* PROBLEM DESCRIPTION:
Within the records, say how many lines include the word "cells"; the answer should be the number and no more.

* EXERCISE INPUTS:

■ ■ ■ ■ ■

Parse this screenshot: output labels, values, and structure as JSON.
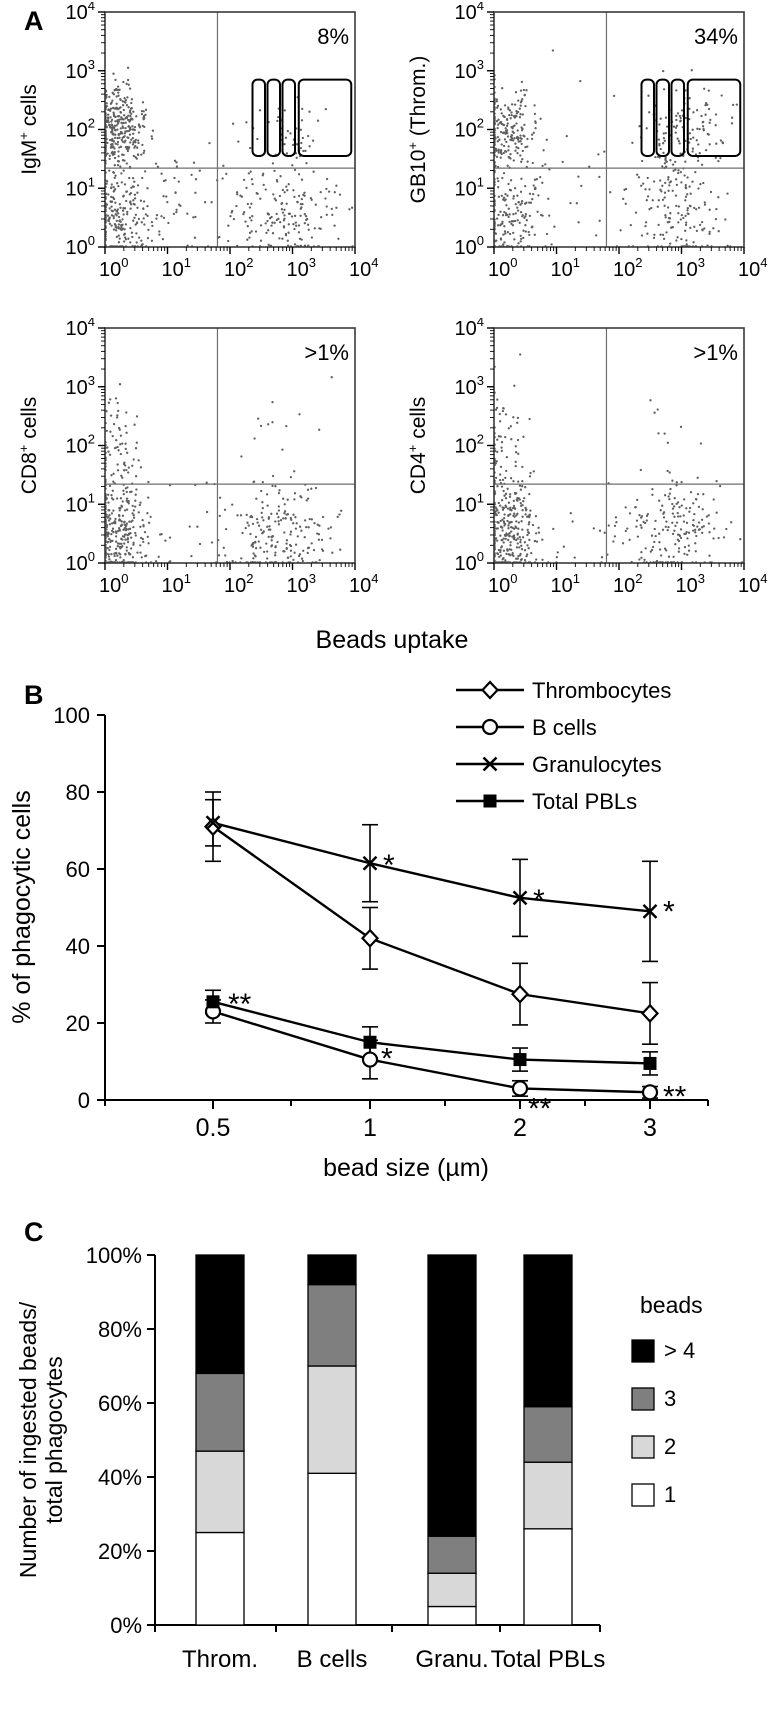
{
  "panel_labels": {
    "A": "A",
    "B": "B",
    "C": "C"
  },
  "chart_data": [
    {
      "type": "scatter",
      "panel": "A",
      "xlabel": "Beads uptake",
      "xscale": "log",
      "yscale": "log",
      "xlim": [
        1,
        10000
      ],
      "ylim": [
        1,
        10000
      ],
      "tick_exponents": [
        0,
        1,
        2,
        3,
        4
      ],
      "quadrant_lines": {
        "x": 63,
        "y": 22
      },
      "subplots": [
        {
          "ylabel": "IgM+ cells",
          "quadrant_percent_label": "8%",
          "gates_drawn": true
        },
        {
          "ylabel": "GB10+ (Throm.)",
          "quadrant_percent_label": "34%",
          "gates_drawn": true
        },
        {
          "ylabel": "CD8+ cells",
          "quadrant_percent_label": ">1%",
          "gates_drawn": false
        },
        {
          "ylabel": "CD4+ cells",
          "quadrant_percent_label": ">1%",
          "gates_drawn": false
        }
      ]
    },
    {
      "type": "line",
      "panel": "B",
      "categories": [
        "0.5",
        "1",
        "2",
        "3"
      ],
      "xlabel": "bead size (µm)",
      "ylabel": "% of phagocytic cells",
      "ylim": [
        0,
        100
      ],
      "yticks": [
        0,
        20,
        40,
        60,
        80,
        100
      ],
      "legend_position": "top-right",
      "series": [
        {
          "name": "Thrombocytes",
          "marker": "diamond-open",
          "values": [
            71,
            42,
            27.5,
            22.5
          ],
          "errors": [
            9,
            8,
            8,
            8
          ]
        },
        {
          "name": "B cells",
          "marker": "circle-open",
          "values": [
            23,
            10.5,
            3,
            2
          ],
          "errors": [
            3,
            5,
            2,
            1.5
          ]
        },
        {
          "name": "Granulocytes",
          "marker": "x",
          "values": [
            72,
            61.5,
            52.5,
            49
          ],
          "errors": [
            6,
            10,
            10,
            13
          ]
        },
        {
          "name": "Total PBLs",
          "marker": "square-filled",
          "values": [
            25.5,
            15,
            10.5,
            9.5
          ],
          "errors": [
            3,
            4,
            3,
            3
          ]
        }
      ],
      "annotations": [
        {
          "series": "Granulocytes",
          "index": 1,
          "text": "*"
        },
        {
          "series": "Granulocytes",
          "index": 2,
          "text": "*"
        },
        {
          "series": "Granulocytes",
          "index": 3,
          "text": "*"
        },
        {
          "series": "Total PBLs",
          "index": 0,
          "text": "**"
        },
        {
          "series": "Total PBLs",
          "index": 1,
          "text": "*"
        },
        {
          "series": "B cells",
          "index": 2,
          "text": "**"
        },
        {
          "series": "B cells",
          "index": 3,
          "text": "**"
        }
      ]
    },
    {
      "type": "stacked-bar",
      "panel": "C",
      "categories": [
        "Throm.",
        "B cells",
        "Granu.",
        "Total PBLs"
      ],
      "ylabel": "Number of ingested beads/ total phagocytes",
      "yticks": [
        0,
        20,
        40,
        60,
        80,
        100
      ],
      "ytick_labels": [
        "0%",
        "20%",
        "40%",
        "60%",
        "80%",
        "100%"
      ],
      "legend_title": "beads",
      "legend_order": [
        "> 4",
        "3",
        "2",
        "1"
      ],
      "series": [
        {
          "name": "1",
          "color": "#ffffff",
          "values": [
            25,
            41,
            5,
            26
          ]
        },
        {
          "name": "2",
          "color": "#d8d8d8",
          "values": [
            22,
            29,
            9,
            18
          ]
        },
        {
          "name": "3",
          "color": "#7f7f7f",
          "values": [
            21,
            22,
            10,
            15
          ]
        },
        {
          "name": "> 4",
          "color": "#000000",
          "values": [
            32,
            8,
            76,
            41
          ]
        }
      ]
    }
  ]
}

■ ■ ■ ■ ■

* TASK ANSWER:
8